— APPLY WHAT YOU READ —
A – Name the companies that the forum post on CGI photorealism and tonemapping says may sell you the Sony sensor.
B – Continue the forum post on CGI photorealism and tonemapping from its last sentence.

— SELECTED TEXT —
Hah I started writing response before you and then you write 90perc. of what I wanted ! Absolutely agree with the above.


I would argue that "ugly" lighting in CGI is easier to pull of photorealism, best example being flesh light. High contrast, small & directional, creating super strong highlights, placing focus on shapes instead of surfaces.
And vice versa, high-end studio photography sets look very CGI like, similarly like retouched people look almost plastic.

This is where I would caution against jumping to conclusion there is something this has to do with "tonemapping" necessarily. Your cell-phone is not doing any advanced tonemapping that wood look better than Reinhard. Every digital sensor captures data linearly, those linear data when extracted in that way look exactly like Corona with everything at 0 (and HC=1). Yet it looks photoreal because of the amount of detail.

The opposite is also true to some degree, that very good tonemapping & grading can make simple & lazy CGI set look photoreal...but only in low-res and only for a moment.

So both of those aspects are important, something Lolec and few others brought out. It can't be tied to tonemapping.

Also...the mythical "DSLR-like" tonemapping. It's not imho what people think it is. What your camera does, it only applies gamma curve onto linear data, then raw convertor applies S-Curve (either its own, or the one described in raw file, which is usually based on JPEG post-production by camera maker) and their own bit of tonemapping which you have available in the settings on front page of ACR for example. At that point, camera hasn't done anything, the Sony sensor (whether sold to you by Sony, Nikkon, Fuji, etc..) has only provided linear data. No tonemapping whatsoever. They do attach associated s-curve into the file (which the raw converter only interprets! the curve is only identical if you save directly to jpeg from camera).

Bounding box prediction data
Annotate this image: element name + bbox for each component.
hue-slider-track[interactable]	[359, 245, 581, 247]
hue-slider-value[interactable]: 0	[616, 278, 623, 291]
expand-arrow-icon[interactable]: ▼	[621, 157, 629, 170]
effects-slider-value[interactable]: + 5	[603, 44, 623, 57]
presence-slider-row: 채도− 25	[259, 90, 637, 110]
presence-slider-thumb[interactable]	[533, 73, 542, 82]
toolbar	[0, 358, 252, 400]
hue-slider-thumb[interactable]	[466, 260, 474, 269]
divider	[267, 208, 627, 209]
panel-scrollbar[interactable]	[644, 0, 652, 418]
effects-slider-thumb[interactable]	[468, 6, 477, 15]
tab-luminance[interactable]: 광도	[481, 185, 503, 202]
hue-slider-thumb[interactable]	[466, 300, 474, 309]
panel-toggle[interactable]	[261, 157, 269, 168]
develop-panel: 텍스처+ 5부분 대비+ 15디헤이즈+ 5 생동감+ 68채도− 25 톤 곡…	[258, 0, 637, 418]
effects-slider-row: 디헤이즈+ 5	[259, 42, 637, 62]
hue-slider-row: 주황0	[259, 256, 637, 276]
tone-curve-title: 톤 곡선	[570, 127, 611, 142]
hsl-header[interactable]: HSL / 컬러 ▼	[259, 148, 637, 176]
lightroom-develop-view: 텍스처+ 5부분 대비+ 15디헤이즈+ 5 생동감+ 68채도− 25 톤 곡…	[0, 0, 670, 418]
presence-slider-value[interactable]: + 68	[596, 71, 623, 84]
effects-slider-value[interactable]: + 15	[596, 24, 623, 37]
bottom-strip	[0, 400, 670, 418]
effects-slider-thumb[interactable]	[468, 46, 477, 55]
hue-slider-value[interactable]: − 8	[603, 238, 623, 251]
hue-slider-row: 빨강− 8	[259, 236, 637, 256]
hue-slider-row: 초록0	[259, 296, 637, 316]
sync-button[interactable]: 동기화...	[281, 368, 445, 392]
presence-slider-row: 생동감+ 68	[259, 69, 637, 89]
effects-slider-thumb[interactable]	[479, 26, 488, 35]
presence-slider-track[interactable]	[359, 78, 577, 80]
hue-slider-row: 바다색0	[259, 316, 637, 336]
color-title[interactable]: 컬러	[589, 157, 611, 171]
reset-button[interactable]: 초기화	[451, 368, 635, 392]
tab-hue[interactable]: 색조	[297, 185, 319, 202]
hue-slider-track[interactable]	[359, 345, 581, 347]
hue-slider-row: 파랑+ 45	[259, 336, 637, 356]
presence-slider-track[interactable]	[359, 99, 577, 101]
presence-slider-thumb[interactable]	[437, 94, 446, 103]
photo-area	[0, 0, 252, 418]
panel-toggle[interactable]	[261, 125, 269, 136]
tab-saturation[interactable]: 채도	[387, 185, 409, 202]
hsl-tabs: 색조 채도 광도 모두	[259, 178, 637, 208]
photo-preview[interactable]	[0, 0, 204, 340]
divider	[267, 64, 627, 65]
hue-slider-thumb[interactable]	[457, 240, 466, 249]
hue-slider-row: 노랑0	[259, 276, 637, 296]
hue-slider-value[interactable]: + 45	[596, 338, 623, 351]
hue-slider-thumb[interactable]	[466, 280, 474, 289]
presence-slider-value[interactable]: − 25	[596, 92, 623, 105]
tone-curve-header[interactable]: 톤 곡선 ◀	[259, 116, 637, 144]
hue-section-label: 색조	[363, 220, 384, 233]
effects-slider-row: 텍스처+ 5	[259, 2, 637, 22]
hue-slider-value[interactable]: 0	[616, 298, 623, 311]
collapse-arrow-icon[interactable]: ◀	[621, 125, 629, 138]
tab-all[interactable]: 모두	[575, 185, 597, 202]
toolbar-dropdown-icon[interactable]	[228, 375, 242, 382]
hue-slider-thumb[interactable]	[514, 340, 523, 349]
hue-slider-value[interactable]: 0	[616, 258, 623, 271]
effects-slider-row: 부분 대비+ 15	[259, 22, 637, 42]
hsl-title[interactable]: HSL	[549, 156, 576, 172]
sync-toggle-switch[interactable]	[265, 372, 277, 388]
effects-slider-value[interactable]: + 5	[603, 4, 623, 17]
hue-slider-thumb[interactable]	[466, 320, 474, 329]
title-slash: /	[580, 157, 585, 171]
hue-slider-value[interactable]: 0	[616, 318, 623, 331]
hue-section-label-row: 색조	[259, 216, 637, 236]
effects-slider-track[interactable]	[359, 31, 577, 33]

— ANSWER SECTION —
A – Sony, Nikkon, Fuji

B –
So if we want "DSLR-like" tonemapping, there would have to be way to use any raw converter tools. But there's a catch, they don't expect the amount of information provided by CGI. Raw formats are barely 16bit at best, already with gamma curve.
If you force-open 32bit file in Adobe Camera Raw, it will do random equilizing, which can look almost bizzare depending on dynamic range of your scene. This is the only "magic" it does to photos as well... but the algorithm obviously gets very confused by the kind of data it gets with rendering.
You can do the old trick of zero-ing everything in older process setting, then you can use the default state of rendering and only apply tonemapping that AdobeCameraRaw offers. It only affects highlights.

Quote from: Fluss
So photorealism really isn't that simple to define as there is a whole lot of intricacies.

Yeah, very much this.

There is interesting research done by Paul Devebec & Co (or John Hable? I am not sure, I came across it on FilmicWorlds which is his blog) where ultra-realistic models (like the most high-end Hollywood VFX stuff we can do) still looked wrong to our eyes. Then they flipped them above to fool our brain finally. The evolutionary amount of sensory recognition is so well trained, that we perceive almost minutae differences between real humans and CGI humans. Even if we are talking super rendered, super lit, super post-produced photo-scans with perfectly shaped-in emotion.

I believe this effect manifests to much higher degree in architecture as well as we would like to admit. After all, how much time humans spend inside some kind of architecture? Same with nature. It always looks somewhat wrong. Opposed example would be cars, recent innovation, rather simple in shapes. I think almost nobody can tell difference between CGI or real car... even not exactly great renderings.

Every time people congratulate something for looking very photorealistic in forum, there is some crutch that strongly helps it. Super massive DOF, odd angle focusing on detail, etc. Lot of time these projects have 4-5 very "real" looking images...until the last one, with flat lighting, wide angle showing the whole room that client actually requested. And it doesn't look real at all. With no hack to help it, the same grading & tonemapping suddenly doesn't help at all.

Can most artists be sure when the issue can be down to tonemapping & grading, and when it's the detail? I would say this ratio is lot different than people think.